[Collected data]
## start

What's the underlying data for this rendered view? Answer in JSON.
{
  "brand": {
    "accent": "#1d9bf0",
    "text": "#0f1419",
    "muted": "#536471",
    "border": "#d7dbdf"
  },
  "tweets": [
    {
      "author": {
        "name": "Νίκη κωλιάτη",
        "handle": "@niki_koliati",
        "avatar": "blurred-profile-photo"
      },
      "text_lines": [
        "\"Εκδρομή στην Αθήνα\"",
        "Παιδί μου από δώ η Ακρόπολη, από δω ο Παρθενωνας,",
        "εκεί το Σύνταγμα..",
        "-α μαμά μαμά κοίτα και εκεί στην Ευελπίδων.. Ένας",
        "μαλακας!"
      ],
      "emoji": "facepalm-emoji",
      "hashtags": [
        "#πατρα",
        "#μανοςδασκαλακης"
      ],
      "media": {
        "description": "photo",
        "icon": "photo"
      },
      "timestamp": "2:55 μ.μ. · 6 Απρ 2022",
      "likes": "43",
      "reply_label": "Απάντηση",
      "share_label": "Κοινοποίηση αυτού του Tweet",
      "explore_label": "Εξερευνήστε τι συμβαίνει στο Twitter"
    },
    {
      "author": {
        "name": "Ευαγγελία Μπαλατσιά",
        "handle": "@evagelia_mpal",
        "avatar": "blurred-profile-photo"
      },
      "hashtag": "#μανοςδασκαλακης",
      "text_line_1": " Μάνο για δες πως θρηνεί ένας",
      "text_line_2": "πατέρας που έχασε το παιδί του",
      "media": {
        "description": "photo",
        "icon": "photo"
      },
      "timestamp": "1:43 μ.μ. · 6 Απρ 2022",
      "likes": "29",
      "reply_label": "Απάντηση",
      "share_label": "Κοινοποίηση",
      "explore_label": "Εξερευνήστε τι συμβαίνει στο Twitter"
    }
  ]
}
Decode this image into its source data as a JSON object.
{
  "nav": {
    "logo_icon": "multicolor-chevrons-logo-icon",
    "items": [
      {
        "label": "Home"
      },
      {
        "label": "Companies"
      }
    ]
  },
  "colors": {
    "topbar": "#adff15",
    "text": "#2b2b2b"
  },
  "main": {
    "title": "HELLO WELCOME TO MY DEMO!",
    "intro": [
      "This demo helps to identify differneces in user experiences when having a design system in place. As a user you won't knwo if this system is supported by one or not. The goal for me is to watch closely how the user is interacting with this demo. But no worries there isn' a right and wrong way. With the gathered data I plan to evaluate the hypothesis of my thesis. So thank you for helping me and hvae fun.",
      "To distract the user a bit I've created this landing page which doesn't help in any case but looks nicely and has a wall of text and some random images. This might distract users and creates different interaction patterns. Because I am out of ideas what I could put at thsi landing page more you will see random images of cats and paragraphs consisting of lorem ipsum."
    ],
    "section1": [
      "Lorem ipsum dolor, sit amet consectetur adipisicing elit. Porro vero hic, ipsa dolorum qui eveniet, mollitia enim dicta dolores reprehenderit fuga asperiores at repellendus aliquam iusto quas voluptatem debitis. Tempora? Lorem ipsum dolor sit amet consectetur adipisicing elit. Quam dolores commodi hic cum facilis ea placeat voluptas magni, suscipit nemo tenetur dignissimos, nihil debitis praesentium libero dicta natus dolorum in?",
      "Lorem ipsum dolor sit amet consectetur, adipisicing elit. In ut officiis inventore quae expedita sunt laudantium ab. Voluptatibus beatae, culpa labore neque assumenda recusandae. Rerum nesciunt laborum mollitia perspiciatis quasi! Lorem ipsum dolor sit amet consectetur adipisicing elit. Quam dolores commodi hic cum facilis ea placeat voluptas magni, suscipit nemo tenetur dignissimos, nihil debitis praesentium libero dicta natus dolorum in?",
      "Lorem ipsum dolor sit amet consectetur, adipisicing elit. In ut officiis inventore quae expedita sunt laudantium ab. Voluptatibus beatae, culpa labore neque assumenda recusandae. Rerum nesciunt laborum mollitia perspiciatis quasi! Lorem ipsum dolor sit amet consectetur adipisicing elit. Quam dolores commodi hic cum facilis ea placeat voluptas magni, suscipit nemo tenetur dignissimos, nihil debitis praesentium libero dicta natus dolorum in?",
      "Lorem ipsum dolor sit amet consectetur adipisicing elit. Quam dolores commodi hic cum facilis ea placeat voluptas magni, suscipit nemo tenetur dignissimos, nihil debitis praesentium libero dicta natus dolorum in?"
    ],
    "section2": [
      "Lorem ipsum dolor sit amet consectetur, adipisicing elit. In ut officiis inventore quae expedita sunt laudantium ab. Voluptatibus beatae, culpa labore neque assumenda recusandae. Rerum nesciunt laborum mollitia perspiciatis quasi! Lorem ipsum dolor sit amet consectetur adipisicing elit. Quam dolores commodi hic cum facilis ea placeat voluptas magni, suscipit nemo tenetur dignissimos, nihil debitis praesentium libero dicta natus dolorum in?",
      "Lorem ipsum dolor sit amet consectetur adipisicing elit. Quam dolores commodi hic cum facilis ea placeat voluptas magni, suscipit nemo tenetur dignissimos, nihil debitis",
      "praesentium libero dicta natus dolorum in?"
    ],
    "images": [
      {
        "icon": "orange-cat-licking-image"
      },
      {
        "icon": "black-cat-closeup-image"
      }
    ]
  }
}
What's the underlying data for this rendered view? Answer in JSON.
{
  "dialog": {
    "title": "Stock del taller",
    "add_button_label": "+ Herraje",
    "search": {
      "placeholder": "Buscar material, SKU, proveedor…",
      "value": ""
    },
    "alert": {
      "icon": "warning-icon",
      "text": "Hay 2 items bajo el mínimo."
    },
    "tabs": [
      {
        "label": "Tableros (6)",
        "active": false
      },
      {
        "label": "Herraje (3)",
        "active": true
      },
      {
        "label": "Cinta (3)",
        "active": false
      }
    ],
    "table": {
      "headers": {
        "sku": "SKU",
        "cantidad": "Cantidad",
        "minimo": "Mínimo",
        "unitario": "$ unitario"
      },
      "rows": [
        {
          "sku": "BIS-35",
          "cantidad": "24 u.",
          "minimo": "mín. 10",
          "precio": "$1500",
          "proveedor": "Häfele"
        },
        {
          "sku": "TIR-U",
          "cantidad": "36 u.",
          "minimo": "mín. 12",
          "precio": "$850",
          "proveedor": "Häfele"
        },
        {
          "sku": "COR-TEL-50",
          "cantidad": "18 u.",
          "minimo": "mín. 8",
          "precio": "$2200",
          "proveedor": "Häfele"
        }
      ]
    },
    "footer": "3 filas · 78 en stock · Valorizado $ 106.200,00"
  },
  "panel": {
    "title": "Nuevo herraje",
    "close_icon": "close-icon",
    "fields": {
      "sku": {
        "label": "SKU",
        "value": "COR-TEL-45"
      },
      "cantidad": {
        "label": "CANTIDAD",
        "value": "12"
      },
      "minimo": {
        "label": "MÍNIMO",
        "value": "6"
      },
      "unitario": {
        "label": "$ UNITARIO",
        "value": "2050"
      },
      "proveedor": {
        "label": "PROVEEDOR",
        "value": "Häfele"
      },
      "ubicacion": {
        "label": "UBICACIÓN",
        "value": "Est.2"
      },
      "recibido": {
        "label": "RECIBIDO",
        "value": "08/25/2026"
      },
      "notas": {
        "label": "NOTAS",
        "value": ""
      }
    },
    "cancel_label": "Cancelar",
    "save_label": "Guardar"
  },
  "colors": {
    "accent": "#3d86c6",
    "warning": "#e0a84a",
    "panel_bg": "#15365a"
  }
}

## end

GIVEN REQUEST. Quote each line above in full, word for word.

RESPONSE TO THIS TASK.
What's the underlying data for this rendered view? Answer in JSON.
{
  "brand": {
    "accent": "#1d9bf0",
    "text": "#0f1419",
    "muted": "#536471",
    "border": "#d7dbdf"
  },
  "tweets": [
    {
      "author": {
        "name": "Νίκη κωλιάτη",
        "handle": "@niki_koliati",
        "avatar": "blurred-profile-photo"
      },
      "text_lines": [
        "\"Εκδρομή στην Αθήνα\"",
        "Παιδί μου από δώ η Ακρόπολη, από δω ο Παρθενωνας,",
        "εκεί το Σύνταγμα..",
        "-α μαμά μαμά κοίτα και εκεί στην Ευελπίδων.. Ένας",
        "μαλακας!"
      ],
      "emoji": "facepalm-emoji",
      "hashtags": [
        "#πατρα",
        "#μανοςδασκαλακης"
      ],
      "media": {
        "description": "photo",
        "icon": "photo"
      },
      "timestamp": "2:55 μ.μ. · 6 Απρ 2022",
      "likes": "43",
      "reply_label": "Απάντηση",
      "share_label": "Κοινοποίηση αυτού του Tweet",
      "explore_label": "Εξερευνήστε τι συμβαίνει στο Twitter"
    },
    {
      "author": {
        "name": "Ευαγγελία Μπαλατσιά",
        "handle": "@evagelia_mpal",
        "avatar": "blurred-profile-photo"
      },
      "hashtag": "#μανοςδασκαλακης",
      "text_line_1": " Μάνο για δες πως θρηνεί ένας",
      "text_line_2": "πατέρας που έχασε το παιδί του",
      "media": {
        "description": "photo",
        "icon": "photo"
      },
      "timestamp": "1:43 μ.μ. · 6 Απρ 2022",
      "likes": "29",
      "reply_label": "Απάντηση",
      "share_label": "Κοινοποίηση",
      "explore_label": "Εξερευνήστε τι συμβαίνει στο Twitter"
    }
  ]
}
Decode this image into its source data as a JSON object.
{
  "nav": {
    "logo_icon": "multicolor-chevrons-logo-icon",
    "items": [
      {
        "label": "Home"
      },
      {
        "label": "Companies"
      }
    ]
  },
  "colors": {
    "topbar": "#adff15",
    "text": "#2b2b2b"
  },
  "main": {
    "title": "HELLO WELCOME TO MY DEMO!",
    "intro": [
      "This demo helps to identify differneces in user experiences when having a design system in place. As a user you won't knwo if this system is supported by one or not. The goal for me is to watch closely how the user is interacting with this demo. But no worries there isn' a right and wrong way. With the gathered data I plan to evaluate the hypothesis of my thesis. So thank you for helping me and hvae fun.",
      "To distract the user a bit I've created this landing page which doesn't help in any case but looks nicely and has a wall of text and some random images. This might distract users and creates different interaction patterns. Because I am out of ideas what I could put at thsi landing page more you will see random images of cats and paragraphs consisting of lorem ipsum."
    ],
    "section1": [
      "Lorem ipsum dolor, sit amet consectetur adipisicing elit. Porro vero hic, ipsa dolorum qui eveniet, mollitia enim dicta dolores reprehenderit fuga asperiores at repellendus aliquam iusto quas voluptatem debitis. Tempora? Lorem ipsum dolor sit amet consectetur adipisicing elit. Quam dolores commodi hic cum facilis ea placeat voluptas magni, suscipit nemo tenetur dignissimos, nihil debitis praesentium libero dicta natus dolorum in?",
      "Lorem ipsum dolor sit amet consectetur, adipisicing elit. In ut officiis inventore quae expedita sunt laudantium ab. Voluptatibus beatae, culpa labore neque assumenda recusandae. Rerum nesciunt laborum mollitia perspiciatis quasi! Lorem ipsum dolor sit amet consectetur adipisicing elit. Quam dolores commodi hic cum facilis ea placeat voluptas magni, suscipit nemo tenetur dignissimos, nihil debitis praesentium libero dicta natus dolorum in?",
      "Lorem ipsum dolor sit amet consectetur, adipisicing elit. In ut officiis inventore quae expedita sunt laudantium ab. Voluptatibus beatae, culpa labore neque assumenda recusandae. Rerum nesciunt laborum mollitia perspiciatis quasi! Lorem ipsum dolor sit amet consectetur adipisicing elit. Quam dolores commodi hic cum facilis ea placeat voluptas magni, suscipit nemo tenetur dignissimos, nihil debitis praesentium libero dicta natus dolorum in?",
      "Lorem ipsum dolor sit amet consectetur adipisicing elit. Quam dolores commodi hic cum facilis ea placeat voluptas magni, suscipit nemo tenetur dignissimos, nihil debitis praesentium libero dicta natus dolorum in?"
    ],
    "section2": [
      "Lorem ipsum dolor sit amet consectetur, adipisicing elit. In ut officiis inventore quae expedita sunt laudantium ab. Voluptatibus beatae, culpa labore neque assumenda recusandae. Rerum nesciunt laborum mollitia perspiciatis quasi! Lorem ipsum dolor sit amet consectetur adipisicing elit. Quam dolores commodi hic cum facilis ea placeat voluptas magni, suscipit nemo tenetur dignissimos, nihil debitis praesentium libero dicta natus dolorum in?",
      "Lorem ipsum dolor sit amet consectetur adipisicing elit. Quam dolores commodi hic cum facilis ea placeat voluptas magni, suscipit nemo tenetur dignissimos, nihil debitis",
      "praesentium libero dicta natus dolorum in?"
    ],
    "images": [
      {
        "icon": "orange-cat-licking-image"
      },
      {
        "icon": "black-cat-closeup-image"
      }
    ]
  }
}
What's the underlying data for this rendered view? Answer in JSON.
{
  "dialog": {
    "title": "Stock del taller",
    "add_button_label": "+ Herraje",
    "search": {
      "placeholder": "Buscar material, SKU, proveedor…",
      "value": ""
    },
    "alert": {
      "icon": "warning-icon",
      "text": "Hay 2 items bajo el mínimo."
    },
    "tabs": [
      {
        "label": "Tableros (6)",
        "active": false
      },
      {
        "label": "Herraje (3)",
        "active": true
      },
      {
        "label": "Cinta (3)",
        "active": false
      }
    ],
    "table": {
      "headers": {
        "sku": "SKU",
        "cantidad": "Cantidad",
        "minimo": "Mínimo",
        "unitario": "$ unitario"
      },
      "rows": [
        {
          "sku": "BIS-35",
          "cantidad": "24 u.",
          "minimo": "mín. 10",
          "precio": "$1500",
          "proveedor": "Häfele"
        },
        {
          "sku": "TIR-U",
          "cantidad": "36 u.",
          "minimo": "mín. 12",
          "precio": "$850",
          "proveedor": "Häfele"
        },
        {
          "sku": "COR-TEL-50",
          "cantidad": "18 u.",
          "minimo": "mín. 8",
          "precio": "$2200",
          "proveedor": "Häfele"
        }
      ]
    },
    "footer": "3 filas · 78 en stock · Valorizado $ 106.200,00"
  },
  "panel": {
    "title": "Nuevo herraje",
    "close_icon": "close-icon",
    "fields": {
      "sku": {
        "label": "SKU",
        "value": "COR-TEL-45"
      },
      "cantidad": {
        "label": "CANTIDAD",
        "value": "12"
      },
      "minimo": {
        "label": "MÍNIMO",
        "value": "6"
      },
      "unitario": {
        "label": "$ UNITARIO",
        "value": "2050"
      },
      "proveedor": {
        "label": "PROVEEDOR",
        "value": "Häfele"
      },
      "ubicacion": {
        "label": "UBICACIÓN",
        "value": "Est.2"
      },
      "recibido": {
        "label": "RECIBIDO",
        "value": "08/25/2026"
      },
      "notas": {
        "label": "NOTAS",
        "value": ""
      }
    },
    "cancel_label": "Cancelar",
    "save_label": "Guardar"
  },
  "colors": {
    "accent": "#3d86c6",
    "warning": "#e0a84a",
    "panel_bg": "#15365a"
  }
}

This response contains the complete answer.